>> BEGIN INPUT ROWS

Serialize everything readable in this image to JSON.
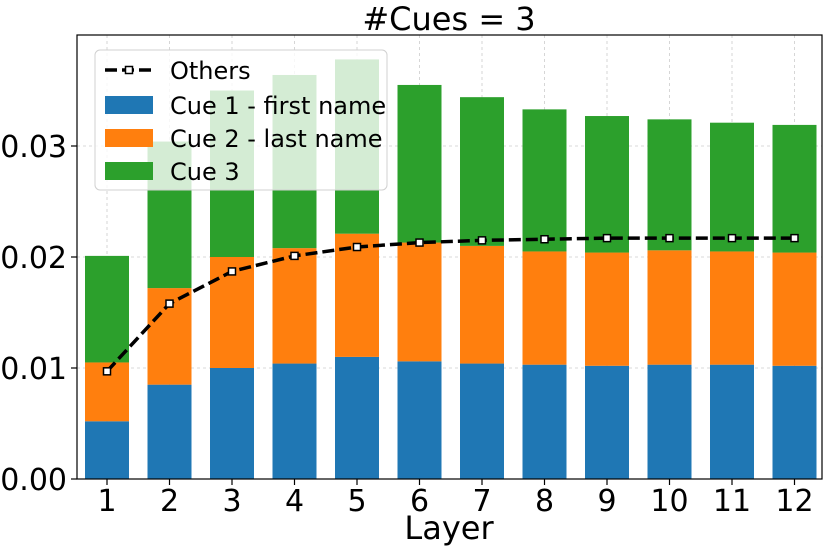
{
  "chart_data": {
    "type": "bar",
    "stacked": true,
    "title": "#Cues = 3",
    "xlabel": "Layer",
    "ylabel": "",
    "categories": [
      "1",
      "2",
      "3",
      "4",
      "5",
      "6",
      "7",
      "8",
      "9",
      "10",
      "11",
      "12"
    ],
    "ylim": [
      0,
      0.04
    ],
    "yticks": [
      "0.00",
      "0.01",
      "0.02",
      "0.03"
    ],
    "ytick_values": [
      0,
      0.01,
      0.02,
      0.03
    ],
    "grid": true,
    "legend_position": "top-left",
    "series": [
      {
        "name": "Cue 1 - first name",
        "color": "#1f77b4",
        "values": [
          0.0052,
          0.0085,
          0.01,
          0.0104,
          0.011,
          0.0106,
          0.0104,
          0.0103,
          0.0102,
          0.0103,
          0.0103,
          0.0102
        ]
      },
      {
        "name": "Cue 2 - last name",
        "color": "#ff7f0e",
        "values": [
          0.0053,
          0.0087,
          0.01,
          0.0104,
          0.0111,
          0.0107,
          0.0106,
          0.0102,
          0.0102,
          0.0103,
          0.0102,
          0.0102
        ]
      },
      {
        "name": "Cue 3",
        "color": "#2ca02c",
        "values": [
          0.0096,
          0.0132,
          0.015,
          0.0156,
          0.0157,
          0.0142,
          0.0134,
          0.0128,
          0.0123,
          0.0118,
          0.0116,
          0.0115
        ]
      }
    ],
    "line": {
      "name": "Others",
      "color": "#000000",
      "values": [
        0.0097,
        0.0158,
        0.0187,
        0.0201,
        0.0209,
        0.0213,
        0.0215,
        0.0216,
        0.0217,
        0.0217,
        0.0217,
        0.0217
      ]
    }
  }
}
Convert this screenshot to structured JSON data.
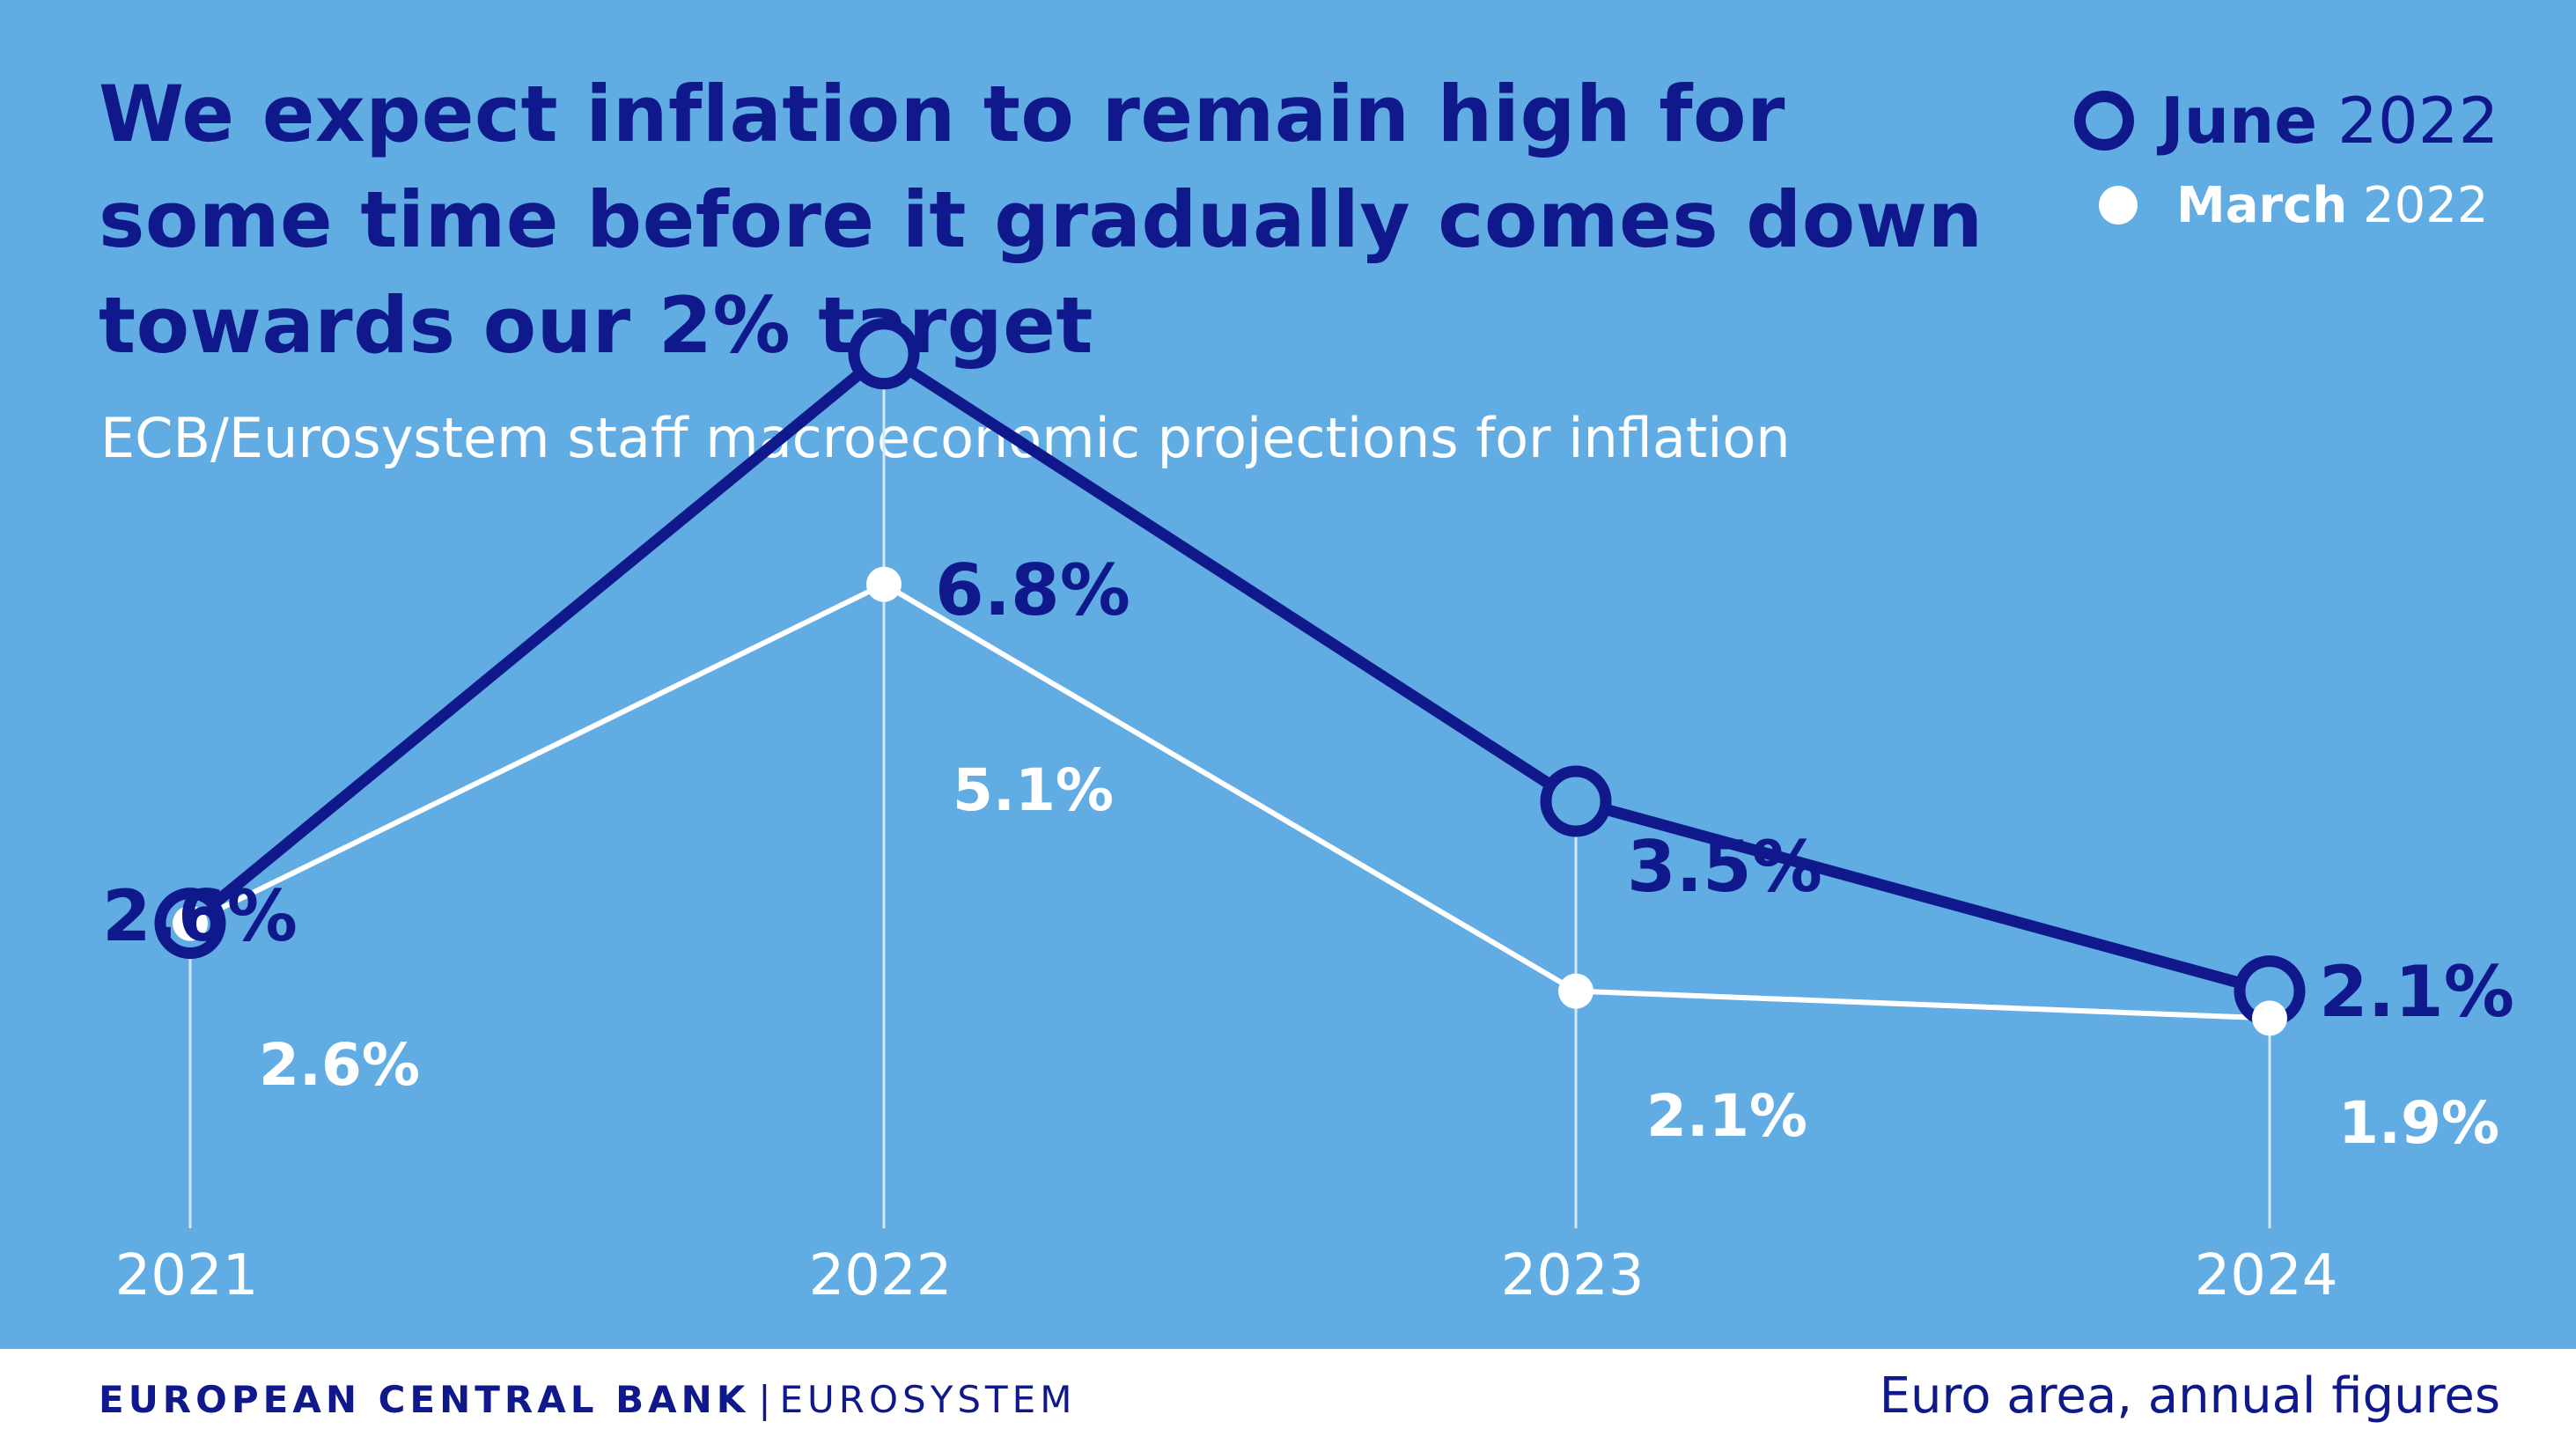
{
  "header": {
    "title": "We expect inflation to remain high for some time before it gradually comes down towards our 2% target",
    "subtitle": "ECB/Eurosystem staff macroeconomic projections for inflation"
  },
  "legend": {
    "june": {
      "month": "June",
      "year": "2022"
    },
    "march": {
      "month": "March",
      "year": "2022"
    }
  },
  "footer": {
    "brand_primary": "EUROPEAN CENTRAL BANK",
    "brand_separator": "|",
    "brand_secondary": "EUROSYSTEM",
    "note": "Euro area, annual figures"
  },
  "colors": {
    "background": "#60ace3",
    "june_series": "#10198c",
    "march_series": "#ffffff",
    "footer_background": "#ffffff"
  },
  "chart_data": {
    "type": "line",
    "categories": [
      "2021",
      "2022",
      "2023",
      "2024"
    ],
    "series": [
      {
        "name": "June 2022",
        "values": [
          2.6,
          6.8,
          3.5,
          2.1
        ],
        "labels": [
          "2.6%",
          "6.8%",
          "3.5%",
          "2.1%"
        ],
        "color": "#10198c",
        "marker": "ring"
      },
      {
        "name": "March 2022",
        "values": [
          2.6,
          5.1,
          2.1,
          1.9
        ],
        "labels": [
          "2.6%",
          "5.1%",
          "2.1%",
          "1.9%"
        ],
        "color": "#ffffff",
        "marker": "dot"
      }
    ],
    "title": "We expect inflation to remain high for some time before it gradually comes down towards our 2% target",
    "subtitle": "ECB/Eurosystem staff macroeconomic projections for inflation",
    "xlabel": "",
    "ylabel": "",
    "ylim": [
      0,
      7
    ],
    "grid": false,
    "legend_position": "top-right"
  }
}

>> END INPUT ROWS

GIVEN INSTRUCTION:
Print out every entry above without changing a word, and leave out the pictures.

RESPONSE TO THE EXERCISE:
Serialize everything readable in this image to JSON.
{
  "chart_data": {
    "type": "bar",
    "stacked": true,
    "title": "#Cues = 3",
    "xlabel": "Layer",
    "ylabel": "",
    "categories": [
      "1",
      "2",
      "3",
      "4",
      "5",
      "6",
      "7",
      "8",
      "9",
      "10",
      "11",
      "12"
    ],
    "ylim": [
      0,
      0.04
    ],
    "yticks": [
      "0.00",
      "0.01",
      "0.02",
      "0.03"
    ],
    "ytick_values": [
      0,
      0.01,
      0.02,
      0.03
    ],
    "grid": true,
    "legend_position": "top-left",
    "series": [
      {
        "name": "Cue 1 - first name",
        "color": "#1f77b4",
        "values": [
          0.0052,
          0.0085,
          0.01,
          0.0104,
          0.011,
          0.0106,
          0.0104,
          0.0103,
          0.0102,
          0.0103,
          0.0103,
          0.0102
        ]
      },
      {
        "name": "Cue 2 - last name",
        "color": "#ff7f0e",
        "values": [
          0.0053,
          0.0087,
          0.01,
          0.0104,
          0.0111,
          0.0107,
          0.0106,
          0.0102,
          0.0102,
          0.0103,
          0.0102,
          0.0102
        ]
      },
      {
        "name": "Cue 3",
        "color": "#2ca02c",
        "values": [
          0.0096,
          0.0132,
          0.015,
          0.0156,
          0.0157,
          0.0142,
          0.0134,
          0.0128,
          0.0123,
          0.0118,
          0.0116,
          0.0115
        ]
      }
    ],
    "line": {
      "name": "Others",
      "color": "#000000",
      "values": [
        0.0097,
        0.0158,
        0.0187,
        0.0201,
        0.0209,
        0.0213,
        0.0215,
        0.0216,
        0.0217,
        0.0217,
        0.0217,
        0.0217
      ]
    }
  }
}
Convert this screenshot to structured JSON data.
{
  "header": {
    "title": "We expect inflation to remain high for some time before it gradually comes down towards our 2% target",
    "subtitle": "ECB/Eurosystem staff macroeconomic projections for inflation"
  },
  "legend": {
    "june": {
      "month": "June",
      "year": "2022"
    },
    "march": {
      "month": "March",
      "year": "2022"
    }
  },
  "footer": {
    "brand_primary": "EUROPEAN CENTRAL BANK",
    "brand_separator": "|",
    "brand_secondary": "EUROSYSTEM",
    "note": "Euro area, annual figures"
  },
  "colors": {
    "background": "#60ace3",
    "june_series": "#10198c",
    "march_series": "#ffffff",
    "footer_background": "#ffffff"
  },
  "chart_data": {
    "type": "line",
    "categories": [
      "2021",
      "2022",
      "2023",
      "2024"
    ],
    "series": [
      {
        "name": "June 2022",
        "values": [
          2.6,
          6.8,
          3.5,
          2.1
        ],
        "labels": [
          "2.6%",
          "6.8%",
          "3.5%",
          "2.1%"
        ],
        "color": "#10198c",
        "marker": "ring"
      },
      {
        "name": "March 2022",
        "values": [
          2.6,
          5.1,
          2.1,
          1.9
        ],
        "labels": [
          "2.6%",
          "5.1%",
          "2.1%",
          "1.9%"
        ],
        "color": "#ffffff",
        "marker": "dot"
      }
    ],
    "title": "We expect inflation to remain high for some time before it gradually comes down towards our 2% target",
    "subtitle": "ECB/Eurosystem staff macroeconomic projections for inflation",
    "xlabel": "",
    "ylabel": "",
    "ylim": [
      0,
      7
    ],
    "grid": false,
    "legend_position": "top-right"
  }
}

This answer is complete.